Report, as a bare number, how many lines of the material below contain the word "Maria".

▸ DATA SECTION
◇ ◇ ◇ ◇ ◇ ◇ ◇
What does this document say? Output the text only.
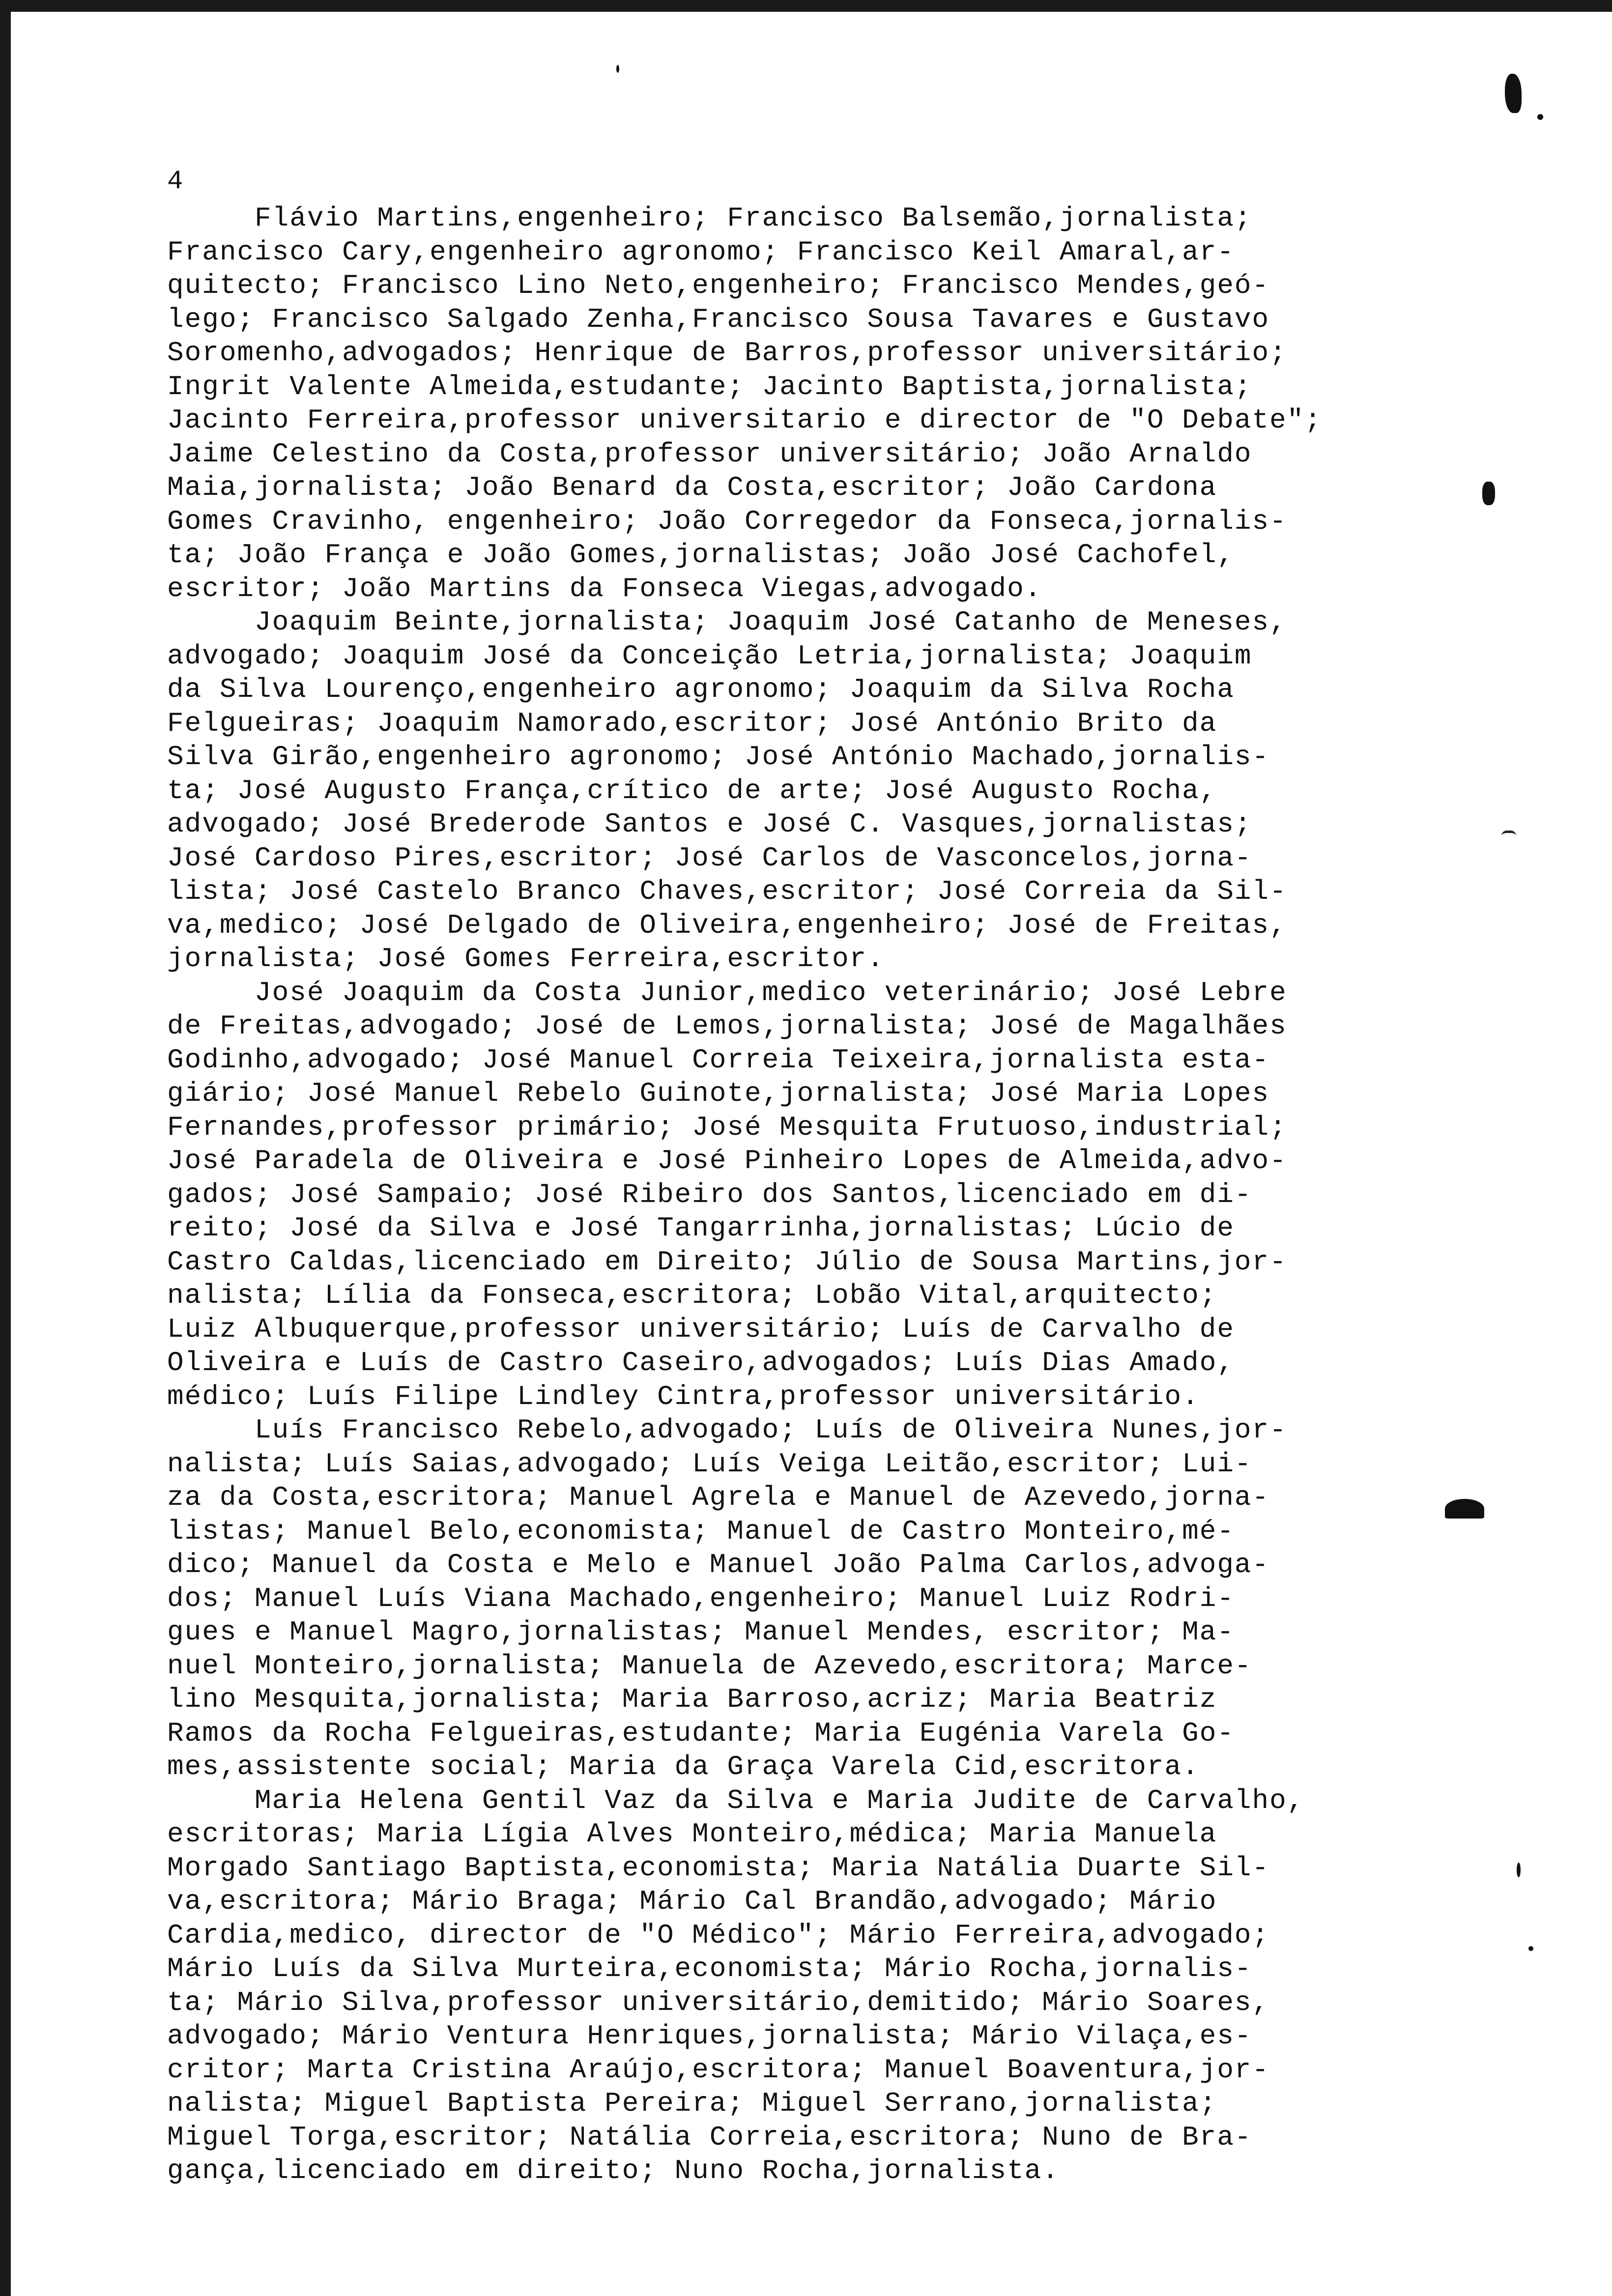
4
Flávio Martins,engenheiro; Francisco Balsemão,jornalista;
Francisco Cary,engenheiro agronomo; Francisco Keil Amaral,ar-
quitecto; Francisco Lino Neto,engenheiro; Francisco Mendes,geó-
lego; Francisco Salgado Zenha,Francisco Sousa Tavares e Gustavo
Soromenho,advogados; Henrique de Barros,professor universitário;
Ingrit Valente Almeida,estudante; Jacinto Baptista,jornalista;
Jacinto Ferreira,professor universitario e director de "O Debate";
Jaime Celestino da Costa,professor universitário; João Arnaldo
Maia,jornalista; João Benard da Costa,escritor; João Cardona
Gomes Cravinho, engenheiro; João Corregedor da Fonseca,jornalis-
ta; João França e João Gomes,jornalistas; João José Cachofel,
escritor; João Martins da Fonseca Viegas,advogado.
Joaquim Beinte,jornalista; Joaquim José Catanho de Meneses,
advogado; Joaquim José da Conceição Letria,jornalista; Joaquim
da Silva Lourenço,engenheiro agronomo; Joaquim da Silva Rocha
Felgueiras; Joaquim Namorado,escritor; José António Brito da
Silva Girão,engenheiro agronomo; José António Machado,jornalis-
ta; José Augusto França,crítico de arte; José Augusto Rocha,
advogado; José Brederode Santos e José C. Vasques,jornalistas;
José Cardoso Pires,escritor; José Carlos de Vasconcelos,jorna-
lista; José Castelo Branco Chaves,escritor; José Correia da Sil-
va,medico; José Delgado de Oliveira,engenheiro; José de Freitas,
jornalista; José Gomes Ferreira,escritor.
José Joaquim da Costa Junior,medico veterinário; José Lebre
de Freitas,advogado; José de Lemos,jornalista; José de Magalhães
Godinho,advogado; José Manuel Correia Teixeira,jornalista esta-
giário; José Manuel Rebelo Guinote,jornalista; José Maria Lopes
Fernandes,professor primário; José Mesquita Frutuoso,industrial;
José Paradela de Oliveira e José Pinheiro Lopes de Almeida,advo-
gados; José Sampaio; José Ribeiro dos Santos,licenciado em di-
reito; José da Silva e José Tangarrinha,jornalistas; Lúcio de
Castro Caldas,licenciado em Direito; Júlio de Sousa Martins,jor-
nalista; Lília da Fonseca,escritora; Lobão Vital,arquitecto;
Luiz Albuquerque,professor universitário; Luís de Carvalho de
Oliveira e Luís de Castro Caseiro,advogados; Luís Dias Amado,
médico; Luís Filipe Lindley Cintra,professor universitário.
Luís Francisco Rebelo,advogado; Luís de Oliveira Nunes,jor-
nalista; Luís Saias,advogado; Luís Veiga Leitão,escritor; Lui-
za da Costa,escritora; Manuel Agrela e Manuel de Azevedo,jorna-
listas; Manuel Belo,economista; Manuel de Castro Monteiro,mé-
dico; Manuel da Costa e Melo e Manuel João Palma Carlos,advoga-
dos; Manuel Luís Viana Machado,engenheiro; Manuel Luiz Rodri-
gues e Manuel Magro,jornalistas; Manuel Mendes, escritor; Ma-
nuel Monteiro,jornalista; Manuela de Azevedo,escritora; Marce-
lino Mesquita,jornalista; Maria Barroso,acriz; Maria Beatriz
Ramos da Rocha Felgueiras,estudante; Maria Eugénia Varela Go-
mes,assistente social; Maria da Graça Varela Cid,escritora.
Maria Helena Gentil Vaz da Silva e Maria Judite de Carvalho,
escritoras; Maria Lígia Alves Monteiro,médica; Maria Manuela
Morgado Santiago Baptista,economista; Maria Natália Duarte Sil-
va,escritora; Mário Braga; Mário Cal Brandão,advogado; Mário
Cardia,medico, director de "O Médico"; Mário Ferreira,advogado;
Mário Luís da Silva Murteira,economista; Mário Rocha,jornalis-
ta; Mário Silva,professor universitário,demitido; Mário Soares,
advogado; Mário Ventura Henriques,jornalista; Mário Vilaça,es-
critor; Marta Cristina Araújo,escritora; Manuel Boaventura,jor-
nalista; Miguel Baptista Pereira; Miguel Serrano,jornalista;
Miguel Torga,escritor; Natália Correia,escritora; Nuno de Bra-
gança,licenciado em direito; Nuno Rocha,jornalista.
◇ ◇ ◇ ◇ ◇ ◇ ◇
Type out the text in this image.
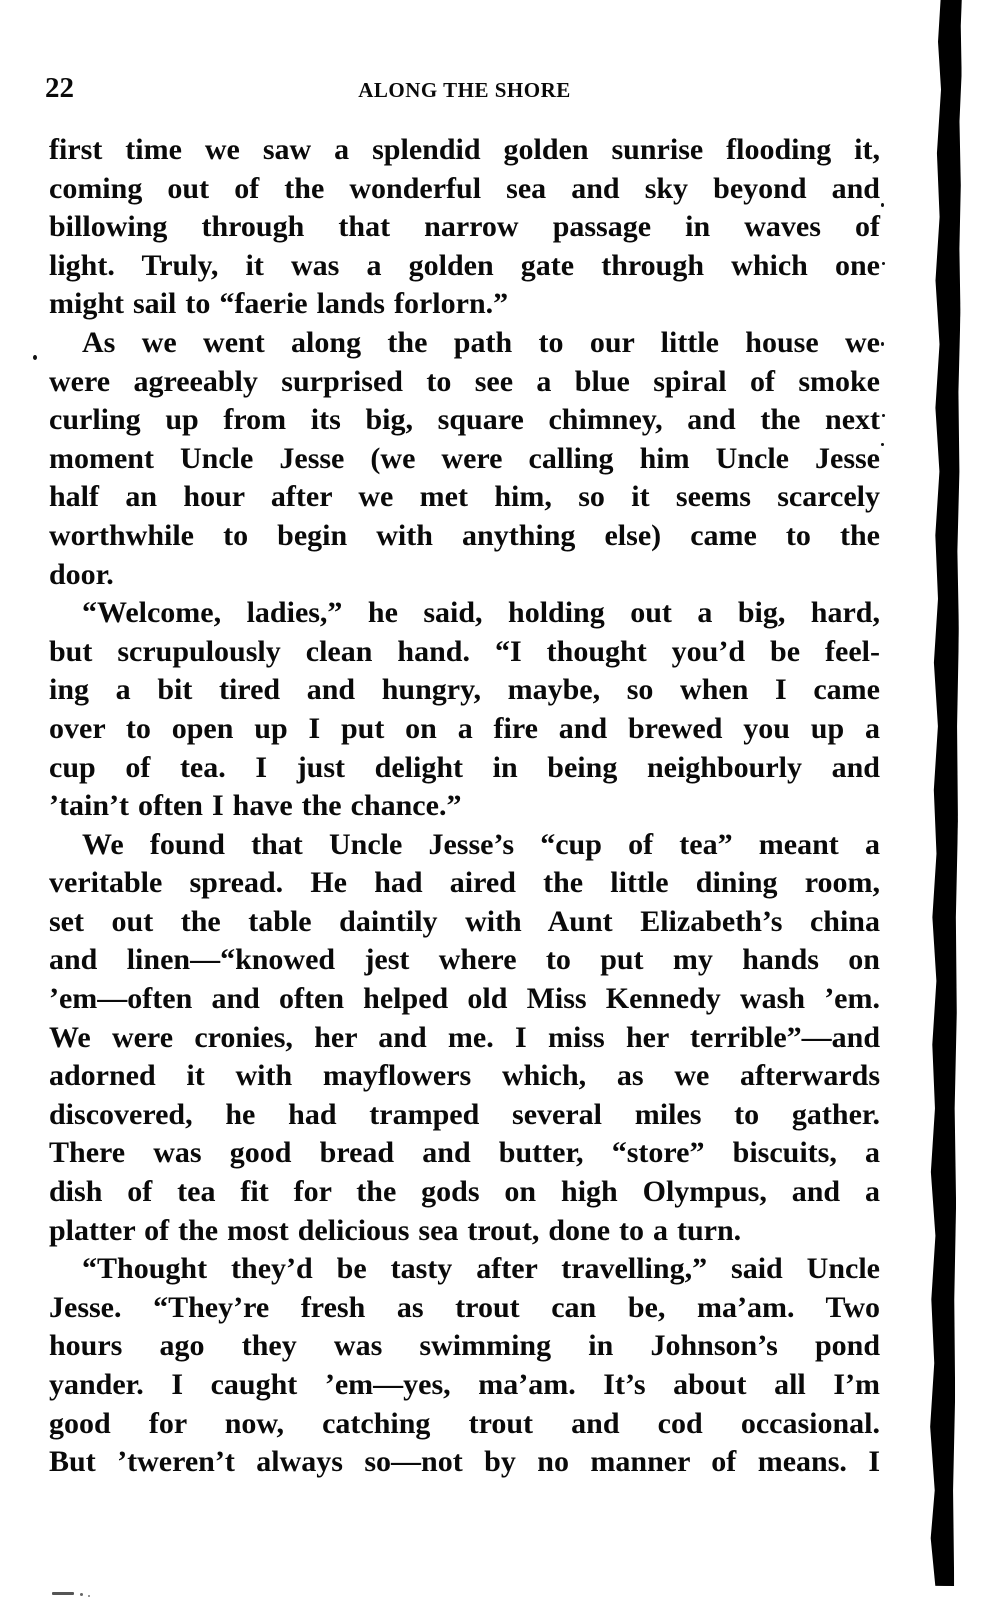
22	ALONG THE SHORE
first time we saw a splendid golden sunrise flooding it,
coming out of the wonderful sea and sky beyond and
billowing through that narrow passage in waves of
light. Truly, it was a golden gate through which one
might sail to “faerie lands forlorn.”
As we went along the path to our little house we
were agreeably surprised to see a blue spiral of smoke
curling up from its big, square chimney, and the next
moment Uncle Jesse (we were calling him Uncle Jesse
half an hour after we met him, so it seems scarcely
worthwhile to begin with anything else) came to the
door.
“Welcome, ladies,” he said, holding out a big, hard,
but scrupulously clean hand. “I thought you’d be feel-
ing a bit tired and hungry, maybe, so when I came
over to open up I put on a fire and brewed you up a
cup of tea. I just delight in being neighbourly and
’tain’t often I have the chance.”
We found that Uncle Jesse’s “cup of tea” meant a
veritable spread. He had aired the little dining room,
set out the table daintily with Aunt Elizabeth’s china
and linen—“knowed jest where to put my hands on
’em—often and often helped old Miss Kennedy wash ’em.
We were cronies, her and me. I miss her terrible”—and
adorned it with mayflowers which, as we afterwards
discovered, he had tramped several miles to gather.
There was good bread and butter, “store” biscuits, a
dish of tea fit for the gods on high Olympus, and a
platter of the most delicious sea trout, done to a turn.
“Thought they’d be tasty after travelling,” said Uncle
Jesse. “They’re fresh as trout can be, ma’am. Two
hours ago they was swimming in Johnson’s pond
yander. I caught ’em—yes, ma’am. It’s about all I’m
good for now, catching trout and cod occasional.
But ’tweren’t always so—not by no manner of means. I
◇ ◇ ◇ ◇ ◇ ◇ ◇
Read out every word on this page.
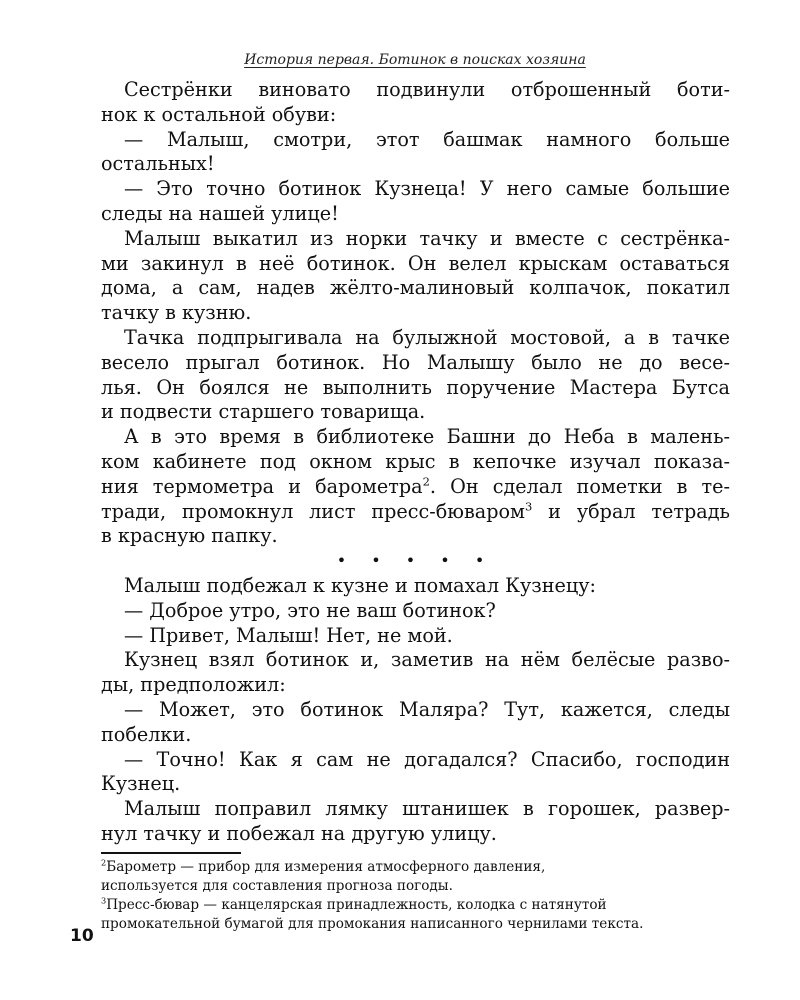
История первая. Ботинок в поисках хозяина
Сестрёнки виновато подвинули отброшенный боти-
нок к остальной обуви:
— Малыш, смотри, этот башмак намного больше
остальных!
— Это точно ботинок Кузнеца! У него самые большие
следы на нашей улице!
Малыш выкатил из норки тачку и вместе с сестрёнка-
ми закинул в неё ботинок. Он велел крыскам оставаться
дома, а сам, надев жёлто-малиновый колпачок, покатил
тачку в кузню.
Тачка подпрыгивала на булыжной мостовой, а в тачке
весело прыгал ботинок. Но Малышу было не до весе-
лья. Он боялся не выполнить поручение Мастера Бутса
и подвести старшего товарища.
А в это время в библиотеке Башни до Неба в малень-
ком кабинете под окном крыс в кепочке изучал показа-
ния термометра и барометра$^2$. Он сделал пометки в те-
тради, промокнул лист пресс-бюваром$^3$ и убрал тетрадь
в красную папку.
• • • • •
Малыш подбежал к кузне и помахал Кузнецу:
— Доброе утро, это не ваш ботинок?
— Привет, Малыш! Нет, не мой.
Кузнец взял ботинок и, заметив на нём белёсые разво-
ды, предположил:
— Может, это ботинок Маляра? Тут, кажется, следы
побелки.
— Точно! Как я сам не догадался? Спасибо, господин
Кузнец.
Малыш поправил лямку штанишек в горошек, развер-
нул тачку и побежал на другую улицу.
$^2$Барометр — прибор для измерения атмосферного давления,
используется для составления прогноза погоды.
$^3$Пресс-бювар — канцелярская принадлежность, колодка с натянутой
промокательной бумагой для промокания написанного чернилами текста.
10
◇ ◇ ◇ ◇ ◇ ◇ ◇
▸ REPLY TO THE EXERCISE
7